▼

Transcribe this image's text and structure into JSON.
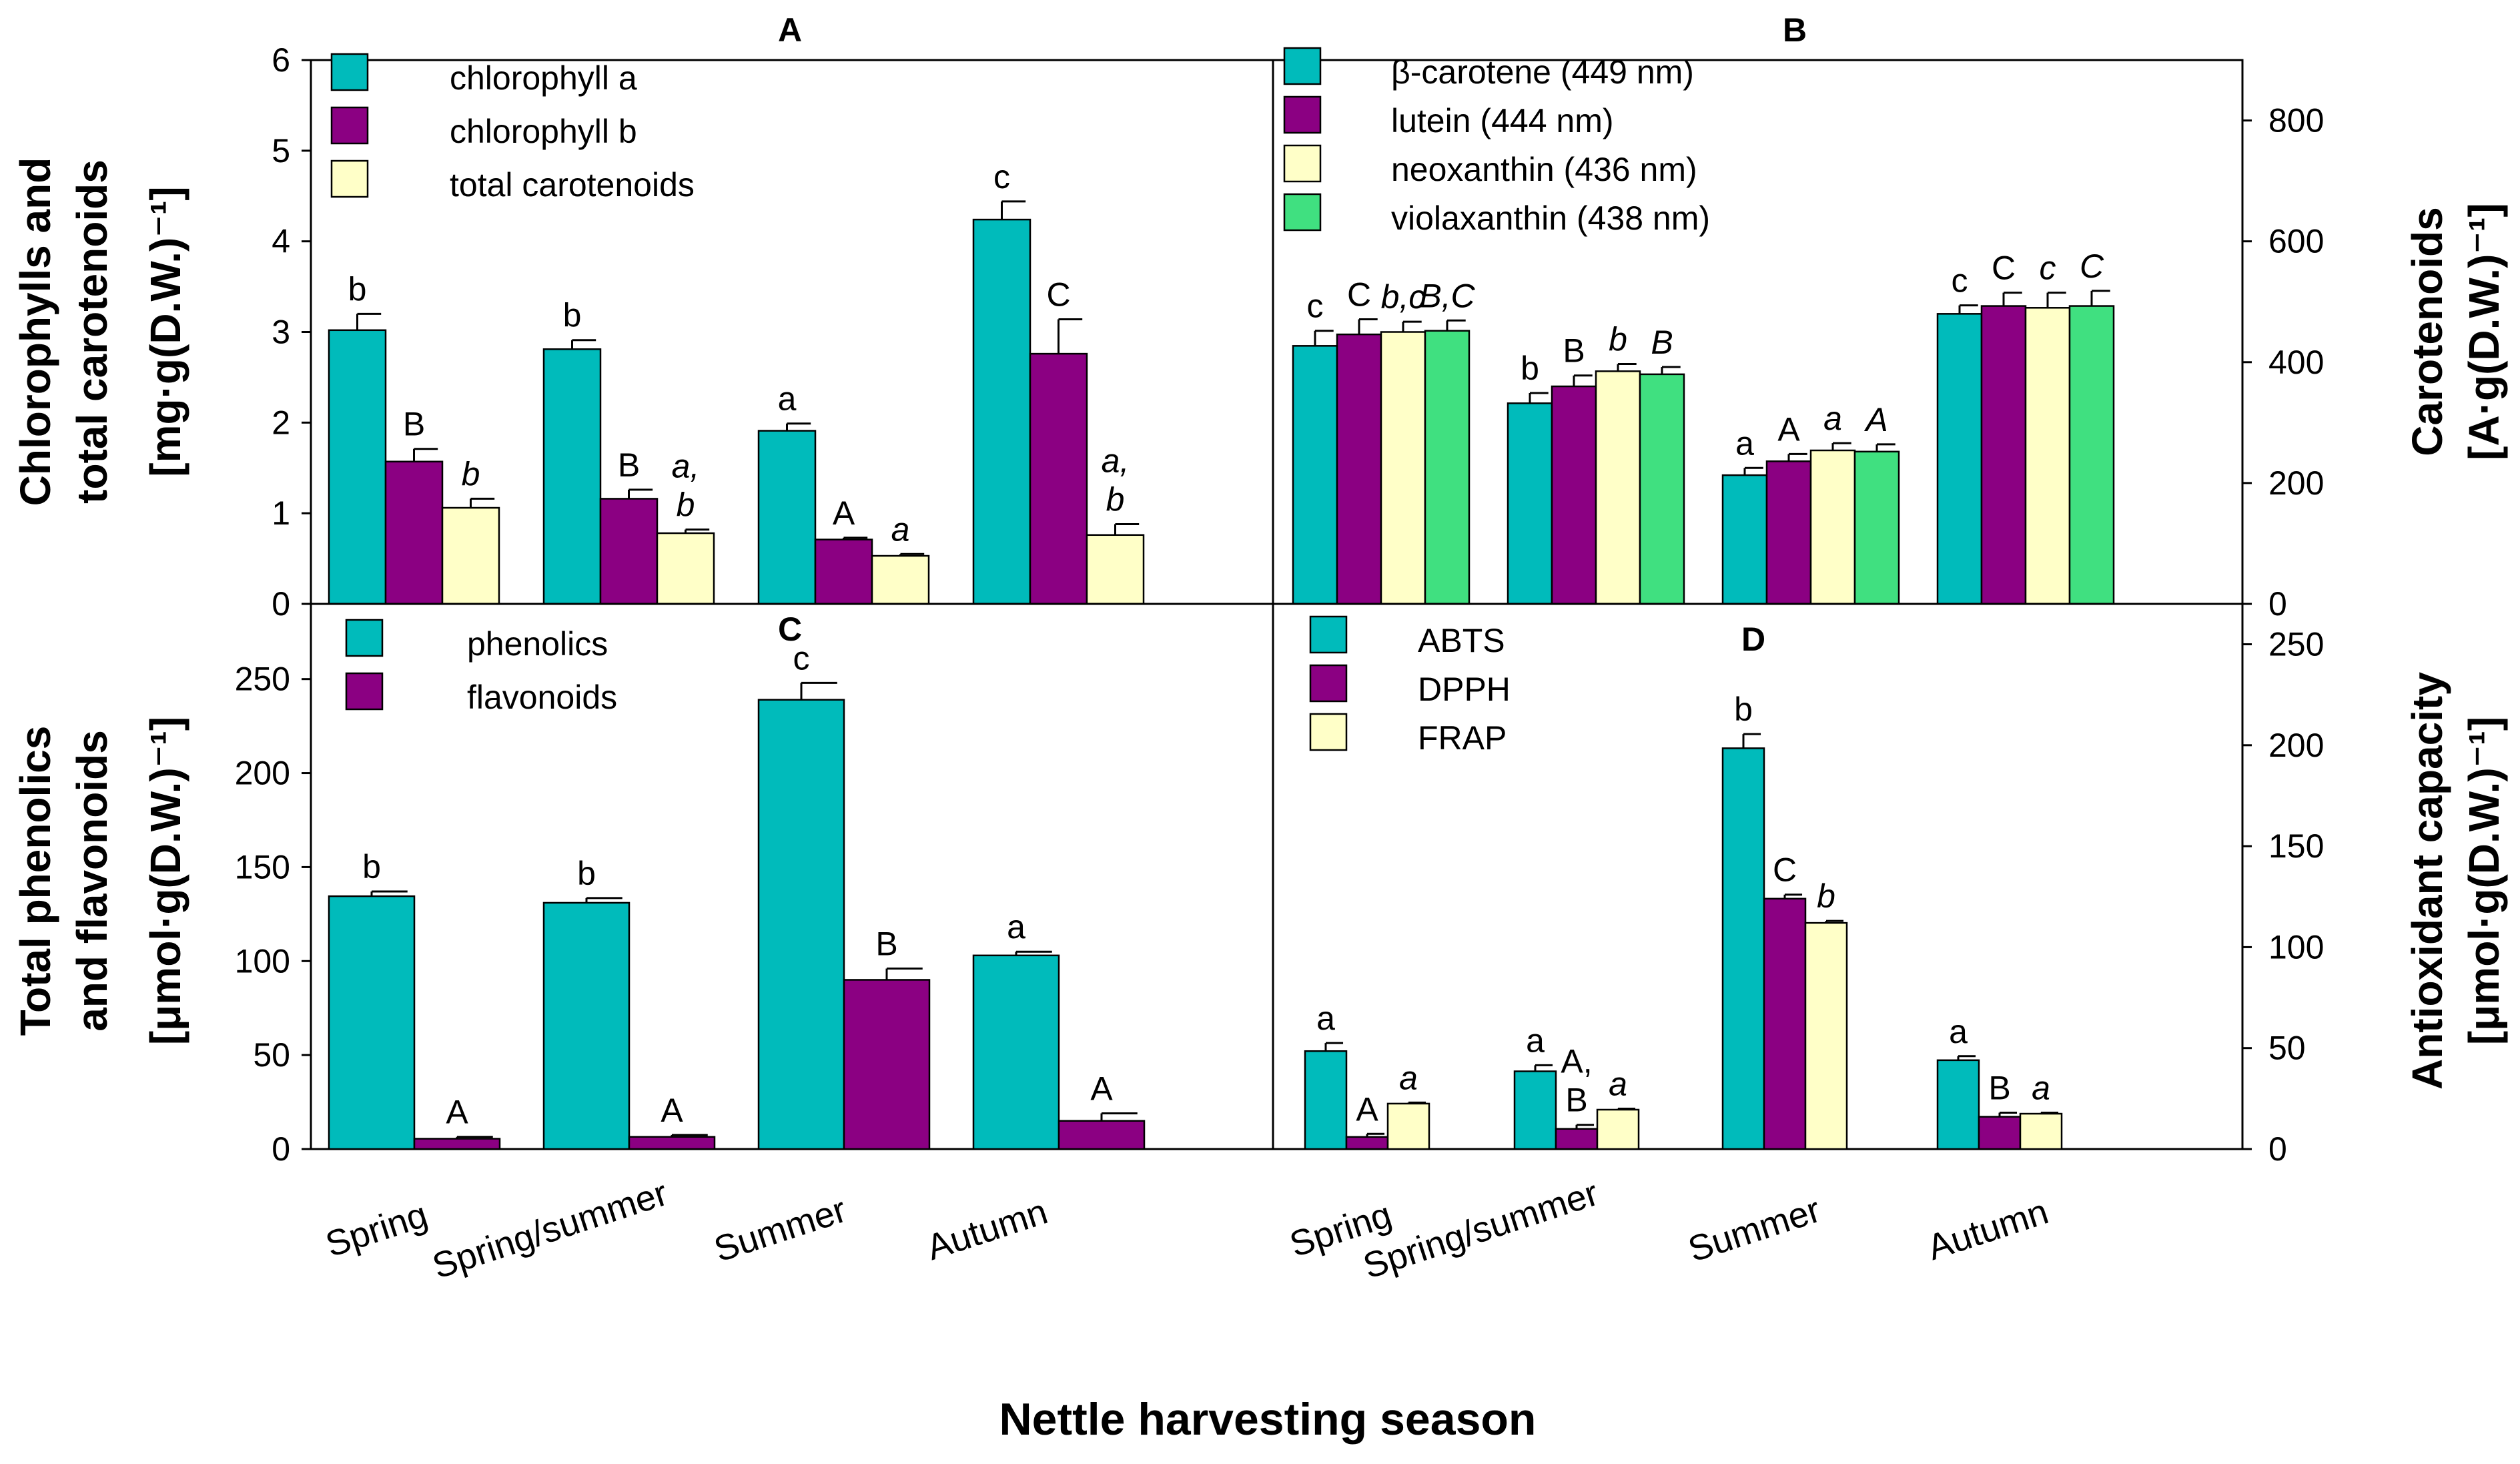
{
  "figure": {
    "x_title": "Nettle harvesting season",
    "colors": {
      "teal": "#00BBBB",
      "purple": "#8B0082",
      "cream": "#FFFFC8",
      "green": "#40E080"
    }
  },
  "chart_data": [
    {
      "id": "A",
      "type": "bar",
      "title": "A",
      "ylabel": [
        "Chlorophylls and",
        "total carotenoids",
        "[mg·g(D.W.)⁻¹]"
      ],
      "axis_side": "left",
      "ylim": [
        0,
        6
      ],
      "yticks": [
        "0",
        "1",
        "2",
        "3",
        "4",
        "5",
        "6"
      ],
      "categories": [
        "Spring",
        "Spring/summer",
        "Summer",
        "Autumn"
      ],
      "series": [
        {
          "name": "chlorophyll a",
          "color": "#00BBBB",
          "values": [
            3.02,
            2.81,
            1.91,
            4.24
          ],
          "errors": [
            0.18,
            0.1,
            0.08,
            0.2
          ],
          "labels": [
            "b",
            "b",
            "a",
            "c"
          ],
          "italic": false
        },
        {
          "name": "chlorophyll b",
          "color": "#8B0082",
          "values": [
            1.57,
            1.16,
            0.71,
            2.76
          ],
          "errors": [
            0.14,
            0.1,
            0.02,
            0.38
          ],
          "labels": [
            "B",
            "B",
            "A",
            "C"
          ],
          "italic": false
        },
        {
          "name": "total carotenoids",
          "color": "#FFFFC8",
          "values": [
            1.06,
            0.78,
            0.53,
            0.76
          ],
          "errors": [
            0.1,
            0.04,
            0.02,
            0.12
          ],
          "labels": [
            "b",
            "a,|b",
            "a",
            "a,|b"
          ],
          "italic": true
        }
      ]
    },
    {
      "id": "B",
      "type": "bar",
      "title": "B",
      "ylabel": [
        "Carotenoids",
        "[A·g(D.W.)⁻¹]"
      ],
      "axis_side": "right",
      "ylim": [
        0,
        900
      ],
      "yticks": [
        "0",
        "200",
        "400",
        "600",
        "800"
      ],
      "categories": [
        "Spring",
        "Spring/summer",
        "Summer",
        "Autumn"
      ],
      "series": [
        {
          "name": "β-carotene (449 nm)",
          "color": "#00BBBB",
          "values": [
            427,
            332,
            213,
            480
          ],
          "errors": [
            25,
            17,
            12,
            14
          ],
          "labels": [
            "c",
            "b",
            "a",
            "c"
          ],
          "italic": false
        },
        {
          "name": "lutein (444 nm)",
          "color": "#8B0082",
          "values": [
            446,
            360,
            236,
            493
          ],
          "errors": [
            25,
            18,
            12,
            22
          ],
          "labels": [
            "C",
            "B",
            "A",
            "C"
          ],
          "italic": false
        },
        {
          "name": "neoxanthin (436 nm)",
          "color": "#FFFFC8",
          "values": [
            450,
            385,
            254,
            490
          ],
          "errors": [
            17,
            12,
            12,
            25
          ],
          "labels": [
            "b,c",
            "b",
            "a",
            "c"
          ],
          "italic": true
        },
        {
          "name": "violaxanthin (438 nm)",
          "color": "#40E080",
          "values": [
            452,
            380,
            252,
            493
          ],
          "errors": [
            17,
            12,
            12,
            25
          ],
          "labels": [
            "B,C",
            "B",
            "A",
            "C"
          ],
          "italic": true
        }
      ]
    },
    {
      "id": "C",
      "type": "bar",
      "title": "C",
      "ylabel": [
        "Total phenolics",
        "and flavonoids",
        "[μmol·g(D.W.)⁻¹]"
      ],
      "axis_side": "left",
      "ylim": [
        0,
        290
      ],
      "yticks": [
        "0",
        "50",
        "100",
        "150",
        "200",
        "250"
      ],
      "categories": [
        "Spring",
        "Spring/summer",
        "Summer",
        "Autumn"
      ],
      "series": [
        {
          "name": "phenolics",
          "color": "#00BBBB",
          "values": [
            134.5,
            131,
            239,
            103
          ],
          "errors": [
            2.5,
            2.5,
            9,
            2
          ],
          "labels": [
            "b",
            "b",
            "c",
            "a"
          ],
          "italic": false
        },
        {
          "name": "flavonoids",
          "color": "#8B0082",
          "values": [
            5.5,
            6.5,
            90,
            15
          ],
          "errors": [
            1,
            1,
            6,
            4
          ],
          "labels": [
            "A",
            "A",
            "B",
            "A"
          ],
          "italic": false
        }
      ]
    },
    {
      "id": "D",
      "type": "bar",
      "title": "D",
      "ylabel": [
        "Antioxidant capacity",
        "[μmol·g(D.W.)⁻¹]"
      ],
      "axis_side": "right",
      "ylim": [
        0,
        270
      ],
      "yticks": [
        "0",
        "50",
        "100",
        "150",
        "200",
        "250"
      ],
      "categories": [
        "Spring",
        "Spring/summer",
        "Summer",
        "Autumn"
      ],
      "series": [
        {
          "name": "ABTS",
          "color": "#00BBBB",
          "values": [
            48.5,
            38.5,
            198.5,
            44
          ],
          "errors": [
            4,
            3,
            7,
            2
          ],
          "labels": [
            "a",
            "a",
            "b",
            "a"
          ],
          "italic": false
        },
        {
          "name": "DPPH",
          "color": "#8B0082",
          "values": [
            6,
            10,
            124,
            16
          ],
          "errors": [
            1.5,
            2,
            2,
            2
          ],
          "labels": [
            "A",
            "A,|B",
            "C",
            "B"
          ],
          "italic": false
        },
        {
          "name": "FRAP",
          "color": "#FFFFC8",
          "values": [
            22.5,
            19.5,
            112,
            17.5
          ],
          "errors": [
            0.5,
            0.5,
            1,
            0.5
          ],
          "labels": [
            "a",
            "a",
            "b",
            "a"
          ],
          "italic": true
        }
      ]
    }
  ]
}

▲

* [Exercise description]
Reproduce every record word for word. The copy must contain no pictures.

* [Result of the exercise]
Transcribe this image's text and structure into JSON.
{
  "figure": {
    "x_title": "Nettle harvesting season",
    "colors": {
      "teal": "#00BBBB",
      "purple": "#8B0082",
      "cream": "#FFFFC8",
      "green": "#40E080"
    }
  },
  "chart_data": [
    {
      "id": "A",
      "type": "bar",
      "title": "A",
      "ylabel": [
        "Chlorophylls and",
        "total carotenoids",
        "[mg·g(D.W.)⁻¹]"
      ],
      "axis_side": "left",
      "ylim": [
        0,
        6
      ],
      "yticks": [
        "0",
        "1",
        "2",
        "3",
        "4",
        "5",
        "6"
      ],
      "categories": [
        "Spring",
        "Spring/summer",
        "Summer",
        "Autumn"
      ],
      "series": [
        {
          "name": "chlorophyll a",
          "color": "#00BBBB",
          "values": [
            3.02,
            2.81,
            1.91,
            4.24
          ],
          "errors": [
            0.18,
            0.1,
            0.08,
            0.2
          ],
          "labels": [
            "b",
            "b",
            "a",
            "c"
          ],
          "italic": false
        },
        {
          "name": "chlorophyll b",
          "color": "#8B0082",
          "values": [
            1.57,
            1.16,
            0.71,
            2.76
          ],
          "errors": [
            0.14,
            0.1,
            0.02,
            0.38
          ],
          "labels": [
            "B",
            "B",
            "A",
            "C"
          ],
          "italic": false
        },
        {
          "name": "total carotenoids",
          "color": "#FFFFC8",
          "values": [
            1.06,
            0.78,
            0.53,
            0.76
          ],
          "errors": [
            0.1,
            0.04,
            0.02,
            0.12
          ],
          "labels": [
            "b",
            "a,|b",
            "a",
            "a,|b"
          ],
          "italic": true
        }
      ]
    },
    {
      "id": "B",
      "type": "bar",
      "title": "B",
      "ylabel": [
        "Carotenoids",
        "[A·g(D.W.)⁻¹]"
      ],
      "axis_side": "right",
      "ylim": [
        0,
        900
      ],
      "yticks": [
        "0",
        "200",
        "400",
        "600",
        "800"
      ],
      "categories": [
        "Spring",
        "Spring/summer",
        "Summer",
        "Autumn"
      ],
      "series": [
        {
          "name": "β-carotene (449 nm)",
          "color": "#00BBBB",
          "values": [
            427,
            332,
            213,
            480
          ],
          "errors": [
            25,
            17,
            12,
            14
          ],
          "labels": [
            "c",
            "b",
            "a",
            "c"
          ],
          "italic": false
        },
        {
          "name": "lutein (444 nm)",
          "color": "#8B0082",
          "values": [
            446,
            360,
            236,
            493
          ],
          "errors": [
            25,
            18,
            12,
            22
          ],
          "labels": [
            "C",
            "B",
            "A",
            "C"
          ],
          "italic": false
        },
        {
          "name": "neoxanthin (436 nm)",
          "color": "#FFFFC8",
          "values": [
            450,
            385,
            254,
            490
          ],
          "errors": [
            17,
            12,
            12,
            25
          ],
          "labels": [
            "b,c",
            "b",
            "a",
            "c"
          ],
          "italic": true
        },
        {
          "name": "violaxanthin (438 nm)",
          "color": "#40E080",
          "values": [
            452,
            380,
            252,
            493
          ],
          "errors": [
            17,
            12,
            12,
            25
          ],
          "labels": [
            "B,C",
            "B",
            "A",
            "C"
          ],
          "italic": true
        }
      ]
    },
    {
      "id": "C",
      "type": "bar",
      "title": "C",
      "ylabel": [
        "Total phenolics",
        "and flavonoids",
        "[μmol·g(D.W.)⁻¹]"
      ],
      "axis_side": "left",
      "ylim": [
        0,
        290
      ],
      "yticks": [
        "0",
        "50",
        "100",
        "150",
        "200",
        "250"
      ],
      "categories": [
        "Spring",
        "Spring/summer",
        "Summer",
        "Autumn"
      ],
      "series": [
        {
          "name": "phenolics",
          "color": "#00BBBB",
          "values": [
            134.5,
            131,
            239,
            103
          ],
          "errors": [
            2.5,
            2.5,
            9,
            2
          ],
          "labels": [
            "b",
            "b",
            "c",
            "a"
          ],
          "italic": false
        },
        {
          "name": "flavonoids",
          "color": "#8B0082",
          "values": [
            5.5,
            6.5,
            90,
            15
          ],
          "errors": [
            1,
            1,
            6,
            4
          ],
          "labels": [
            "A",
            "A",
            "B",
            "A"
          ],
          "italic": false
        }
      ]
    },
    {
      "id": "D",
      "type": "bar",
      "title": "D",
      "ylabel": [
        "Antioxidant capacity",
        "[μmol·g(D.W.)⁻¹]"
      ],
      "axis_side": "right",
      "ylim": [
        0,
        270
      ],
      "yticks": [
        "0",
        "50",
        "100",
        "150",
        "200",
        "250"
      ],
      "categories": [
        "Spring",
        "Spring/summer",
        "Summer",
        "Autumn"
      ],
      "series": [
        {
          "name": "ABTS",
          "color": "#00BBBB",
          "values": [
            48.5,
            38.5,
            198.5,
            44
          ],
          "errors": [
            4,
            3,
            7,
            2
          ],
          "labels": [
            "a",
            "a",
            "b",
            "a"
          ],
          "italic": false
        },
        {
          "name": "DPPH",
          "color": "#8B0082",
          "values": [
            6,
            10,
            124,
            16
          ],
          "errors": [
            1.5,
            2,
            2,
            2
          ],
          "labels": [
            "A",
            "A,|B",
            "C",
            "B"
          ],
          "italic": false
        },
        {
          "name": "FRAP",
          "color": "#FFFFC8",
          "values": [
            22.5,
            19.5,
            112,
            17.5
          ],
          "errors": [
            0.5,
            0.5,
            1,
            0.5
          ],
          "labels": [
            "a",
            "a",
            "b",
            "a"
          ],
          "italic": true
        }
      ]
    }
  ]
}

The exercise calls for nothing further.